Items from a dataset
· · · · ·

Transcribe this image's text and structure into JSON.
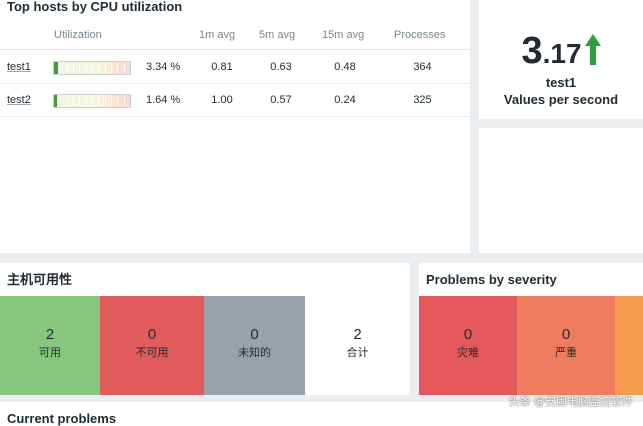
{
  "hosts_widget": {
    "title": "Top hosts by CPU utilization",
    "columns": {
      "utilization": "Utilization",
      "avg1": "1m avg",
      "avg5": "5m avg",
      "avg15": "15m avg",
      "processes": "Processes"
    },
    "rows": [
      {
        "host": "test1",
        "utilization_pct": 3.34,
        "utilization": "3.34 %",
        "avg1": "0.81",
        "avg5": "0.63",
        "avg15": "0.48",
        "processes": "364"
      },
      {
        "host": "test2",
        "utilization_pct": 1.64,
        "utilization": "1.64 %",
        "avg1": "1.00",
        "avg5": "0.57",
        "avg15": "0.24",
        "processes": "325"
      }
    ]
  },
  "item_widget": {
    "value_int": "3",
    "value_dec": ".17",
    "trend": "up",
    "trend_color": "#2f9e3f",
    "host": "test1",
    "description": "Values per second"
  },
  "availability_widget": {
    "title": "主机可用性",
    "cells": [
      {
        "count": "2",
        "label": "可用",
        "color": "#86c77d"
      },
      {
        "count": "0",
        "label": "不可用",
        "color": "#e15a5c"
      },
      {
        "count": "0",
        "label": "未知的",
        "color": "#97a3a9"
      },
      {
        "count": "2",
        "label": "合计",
        "color": "#ffffff"
      }
    ]
  },
  "severity_widget": {
    "title": "Problems by severity",
    "cells": [
      {
        "count": "0",
        "label": "灾难",
        "color": "#e4575a"
      },
      {
        "count": "0",
        "label": "严重",
        "color": "#ef7c5e"
      },
      {
        "color": "#f59c4d"
      }
    ]
  },
  "current_problems": {
    "title": "Current problems"
  },
  "watermark": "头条 @安固电脑监控软件"
}
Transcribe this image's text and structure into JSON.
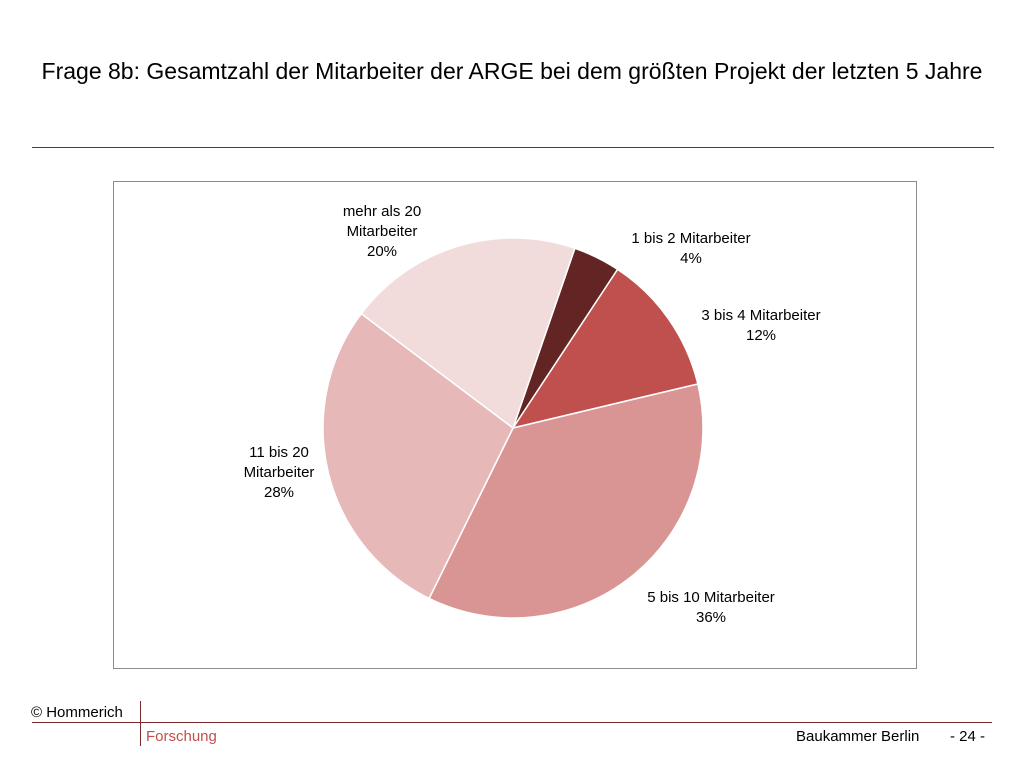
{
  "title": "Frage 8b: Gesamtzahl der Mitarbeiter der ARGE bei dem größten Projekt der letzten 5 Jahre",
  "footer": {
    "copyright": "© Hommerich",
    "department": "Forschung",
    "organization": "Baukammer Berlin",
    "page": "- 24 -"
  },
  "chart_data": {
    "type": "pie",
    "slices": [
      {
        "label_lines": [
          "1 bis 2 Mitarbeiter"
        ],
        "value": 4,
        "value_label": "4%",
        "color": "#632523"
      },
      {
        "label_lines": [
          "3 bis 4 Mitarbeiter"
        ],
        "value": 12,
        "value_label": "12%",
        "color": "#c0504d"
      },
      {
        "label_lines": [
          "5 bis 10 Mitarbeiter"
        ],
        "value": 36,
        "value_label": "36%",
        "color": "#d99594"
      },
      {
        "label_lines": [
          "11 bis 20",
          "Mitarbeiter"
        ],
        "value": 28,
        "value_label": "28%",
        "color": "#e6b9b8"
      },
      {
        "label_lines": [
          "mehr als 20",
          "Mitarbeiter"
        ],
        "value": 20,
        "value_label": "20%",
        "color": "#f2dcdb"
      }
    ]
  }
}
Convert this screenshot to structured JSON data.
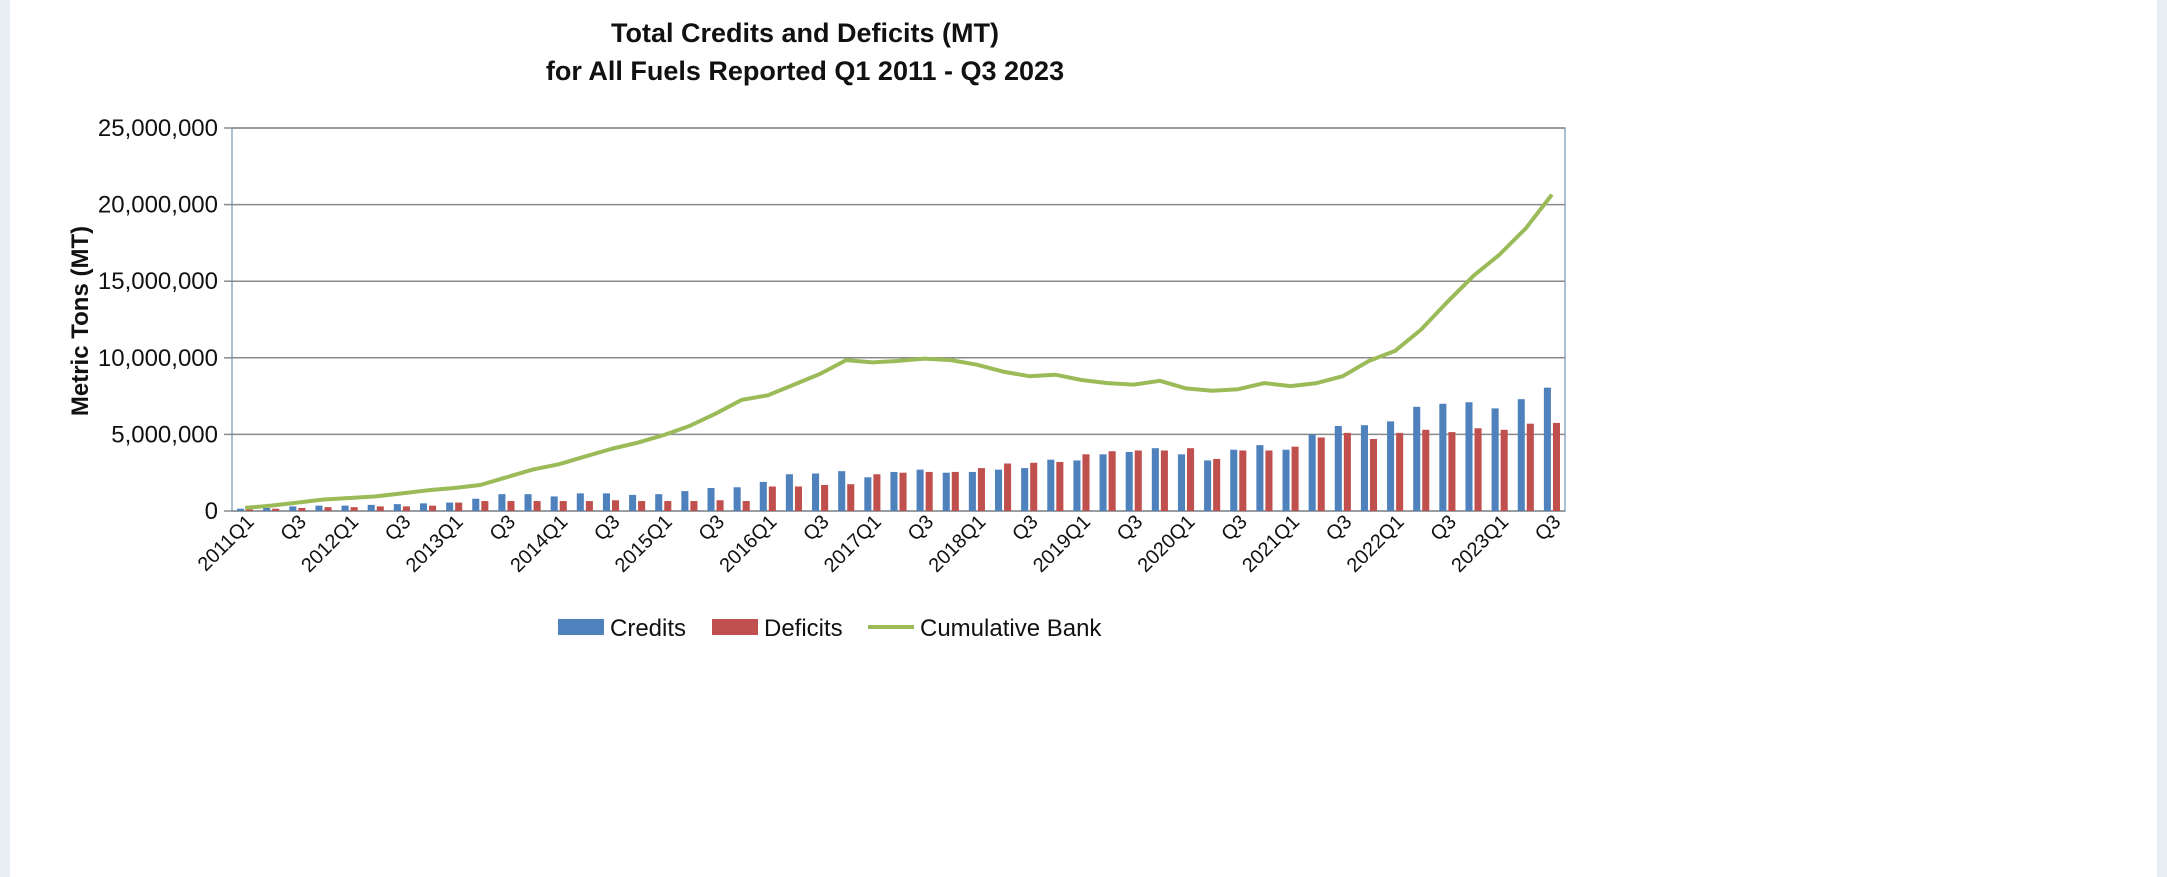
{
  "chart_data": {
    "type": "bar",
    "title": "Total Credits and Deficits (MT)",
    "subtitle": "for All Fuels Reported Q1 2011 - Q3 2023",
    "ylabel": "Metric Tons (MT)",
    "xlabel": "",
    "ylim": [
      0,
      25000000
    ],
    "y_ticks": [
      "0",
      "5,000,000",
      "10,000,000",
      "15,000,000",
      "20,000,000",
      "25,000,000"
    ],
    "y_tick_values": [
      0,
      5000000,
      10000000,
      15000000,
      20000000,
      25000000
    ],
    "grid": true,
    "legend_position": "bottom",
    "x_tick_labels": [
      "2011Q1",
      "Q3",
      "2012Q1",
      "Q3",
      "2013Q1",
      "Q3",
      "2014Q1",
      "Q3",
      "2015Q1",
      "Q3",
      "2016Q1",
      "Q3",
      "2017Q1",
      "Q3",
      "2018Q1",
      "Q3",
      "2019Q1",
      "Q3",
      "2020Q1",
      "Q3",
      "2021Q1",
      "Q3",
      "2022Q1",
      "Q3",
      "2023Q1",
      "Q3"
    ],
    "categories": [
      "2011Q1",
      "2011Q2",
      "2011Q3",
      "2011Q4",
      "2012Q1",
      "2012Q2",
      "2012Q3",
      "2012Q4",
      "2013Q1",
      "2013Q2",
      "2013Q3",
      "2013Q4",
      "2014Q1",
      "2014Q2",
      "2014Q3",
      "2014Q4",
      "2015Q1",
      "2015Q2",
      "2015Q3",
      "2015Q4",
      "2016Q1",
      "2016Q2",
      "2016Q3",
      "2016Q4",
      "2017Q1",
      "2017Q2",
      "2017Q3",
      "2017Q4",
      "2018Q1",
      "2018Q2",
      "2018Q3",
      "2018Q4",
      "2019Q1",
      "2019Q2",
      "2019Q3",
      "2019Q4",
      "2020Q1",
      "2020Q2",
      "2020Q3",
      "2020Q4",
      "2021Q1",
      "2021Q2",
      "2021Q3",
      "2021Q4",
      "2022Q1",
      "2022Q2",
      "2022Q3",
      "2022Q4",
      "2023Q1",
      "2023Q2",
      "2023Q3"
    ],
    "series": [
      {
        "name": "Credits",
        "type": "bar",
        "color": "#4f81bd",
        "values": [
          150000,
          200000,
          300000,
          350000,
          350000,
          400000,
          450000,
          500000,
          550000,
          800000,
          1100000,
          1100000,
          950000,
          1150000,
          1150000,
          1050000,
          1100000,
          1300000,
          1500000,
          1550000,
          1900000,
          2400000,
          2450000,
          2600000,
          2200000,
          2550000,
          2700000,
          2500000,
          2550000,
          2700000,
          2800000,
          3350000,
          3300000,
          3700000,
          3850000,
          4100000,
          3700000,
          3300000,
          4000000,
          4300000,
          4000000,
          5000000,
          5550000,
          5600000,
          5850000,
          6800000,
          7000000,
          7100000,
          6700000,
          7300000,
          8050000
        ]
      },
      {
        "name": "Deficits",
        "type": "bar",
        "color": "#c0504d",
        "values": [
          100000,
          150000,
          200000,
          250000,
          250000,
          300000,
          300000,
          350000,
          550000,
          650000,
          650000,
          650000,
          650000,
          650000,
          700000,
          650000,
          650000,
          650000,
          700000,
          650000,
          1600000,
          1600000,
          1700000,
          1750000,
          2400000,
          2500000,
          2550000,
          2550000,
          2800000,
          3100000,
          3150000,
          3200000,
          3700000,
          3900000,
          3950000,
          3950000,
          4100000,
          3400000,
          3950000,
          3950000,
          4200000,
          4800000,
          5100000,
          4700000,
          5100000,
          5300000,
          5150000,
          5400000,
          5300000,
          5700000,
          5750000
        ]
      },
      {
        "name": "Cumulative Bank",
        "type": "line",
        "color": "#9bbb59",
        "values": [
          200000,
          350000,
          550000,
          750000,
          850000,
          950000,
          1150000,
          1350000,
          1500000,
          1700000,
          2200000,
          2700000,
          3050000,
          3550000,
          4050000,
          4450000,
          4950000,
          5550000,
          6350000,
          7250000,
          7550000,
          8250000,
          8950000,
          9850000,
          9700000,
          9800000,
          9950000,
          9850000,
          9550000,
          9100000,
          8800000,
          8900000,
          8550000,
          8350000,
          8250000,
          8500000,
          8000000,
          7850000,
          7950000,
          8350000,
          8150000,
          8350000,
          8800000,
          9800000,
          10450000,
          11850000,
          13650000,
          15350000,
          16750000,
          18450000,
          20650000
        ]
      }
    ]
  }
}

· · · · ·

PROBLEM TO SOLVE:
Tally every line of the data that holds the word "type" and write the count alone.

FULL OUTPUT:
5